Given request: Locate every line below that contains the word "this" and copy it.

Input records:

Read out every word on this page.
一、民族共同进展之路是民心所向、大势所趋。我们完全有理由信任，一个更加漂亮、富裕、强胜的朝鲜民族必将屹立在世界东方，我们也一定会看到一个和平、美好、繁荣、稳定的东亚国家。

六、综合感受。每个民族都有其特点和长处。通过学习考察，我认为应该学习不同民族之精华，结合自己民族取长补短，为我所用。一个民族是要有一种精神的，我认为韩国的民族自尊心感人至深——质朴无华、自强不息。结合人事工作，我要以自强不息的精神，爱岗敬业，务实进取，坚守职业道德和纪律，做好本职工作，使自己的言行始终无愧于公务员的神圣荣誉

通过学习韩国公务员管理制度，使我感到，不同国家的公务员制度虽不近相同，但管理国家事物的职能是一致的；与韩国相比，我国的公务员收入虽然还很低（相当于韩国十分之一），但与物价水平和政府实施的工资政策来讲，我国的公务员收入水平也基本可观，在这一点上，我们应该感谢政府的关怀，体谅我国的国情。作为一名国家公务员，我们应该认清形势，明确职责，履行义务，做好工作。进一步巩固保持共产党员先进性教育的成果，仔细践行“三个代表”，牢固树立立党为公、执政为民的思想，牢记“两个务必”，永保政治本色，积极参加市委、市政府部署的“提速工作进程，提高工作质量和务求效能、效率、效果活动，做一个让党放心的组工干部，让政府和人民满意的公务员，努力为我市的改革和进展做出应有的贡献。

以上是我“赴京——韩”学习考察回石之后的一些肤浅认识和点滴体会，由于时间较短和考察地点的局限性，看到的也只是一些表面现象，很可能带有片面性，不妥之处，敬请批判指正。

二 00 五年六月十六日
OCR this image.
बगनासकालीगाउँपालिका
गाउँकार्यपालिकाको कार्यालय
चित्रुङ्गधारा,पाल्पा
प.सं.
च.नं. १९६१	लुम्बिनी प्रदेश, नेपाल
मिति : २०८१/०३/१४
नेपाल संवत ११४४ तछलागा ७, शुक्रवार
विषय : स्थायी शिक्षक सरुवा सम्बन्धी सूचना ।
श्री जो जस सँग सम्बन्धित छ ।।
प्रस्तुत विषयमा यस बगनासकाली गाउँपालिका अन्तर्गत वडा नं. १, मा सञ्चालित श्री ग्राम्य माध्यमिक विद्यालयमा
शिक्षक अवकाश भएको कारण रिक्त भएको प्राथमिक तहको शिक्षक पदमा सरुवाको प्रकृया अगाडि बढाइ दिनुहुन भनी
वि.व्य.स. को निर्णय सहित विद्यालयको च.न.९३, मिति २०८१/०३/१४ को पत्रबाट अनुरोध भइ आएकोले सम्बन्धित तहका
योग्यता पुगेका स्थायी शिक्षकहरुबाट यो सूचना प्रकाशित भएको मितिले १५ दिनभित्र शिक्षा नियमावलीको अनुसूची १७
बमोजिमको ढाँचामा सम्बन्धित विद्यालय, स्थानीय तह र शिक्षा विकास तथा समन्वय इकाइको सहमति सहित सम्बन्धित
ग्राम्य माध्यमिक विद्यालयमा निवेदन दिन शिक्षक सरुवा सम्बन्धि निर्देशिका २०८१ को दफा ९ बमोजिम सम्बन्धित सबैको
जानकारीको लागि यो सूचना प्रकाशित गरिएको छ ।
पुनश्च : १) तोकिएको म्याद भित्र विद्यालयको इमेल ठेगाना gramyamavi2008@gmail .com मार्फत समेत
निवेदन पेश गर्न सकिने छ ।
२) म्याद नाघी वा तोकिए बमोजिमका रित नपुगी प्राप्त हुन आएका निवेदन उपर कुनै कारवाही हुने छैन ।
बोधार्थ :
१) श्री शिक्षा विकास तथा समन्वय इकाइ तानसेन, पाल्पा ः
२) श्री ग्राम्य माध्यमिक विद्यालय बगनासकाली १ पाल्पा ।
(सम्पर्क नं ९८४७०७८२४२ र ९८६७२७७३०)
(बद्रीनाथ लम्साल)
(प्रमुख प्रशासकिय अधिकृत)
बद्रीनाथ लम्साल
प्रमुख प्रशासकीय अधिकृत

Reply to the exercise:
Read out every word on this page.
OCR this image.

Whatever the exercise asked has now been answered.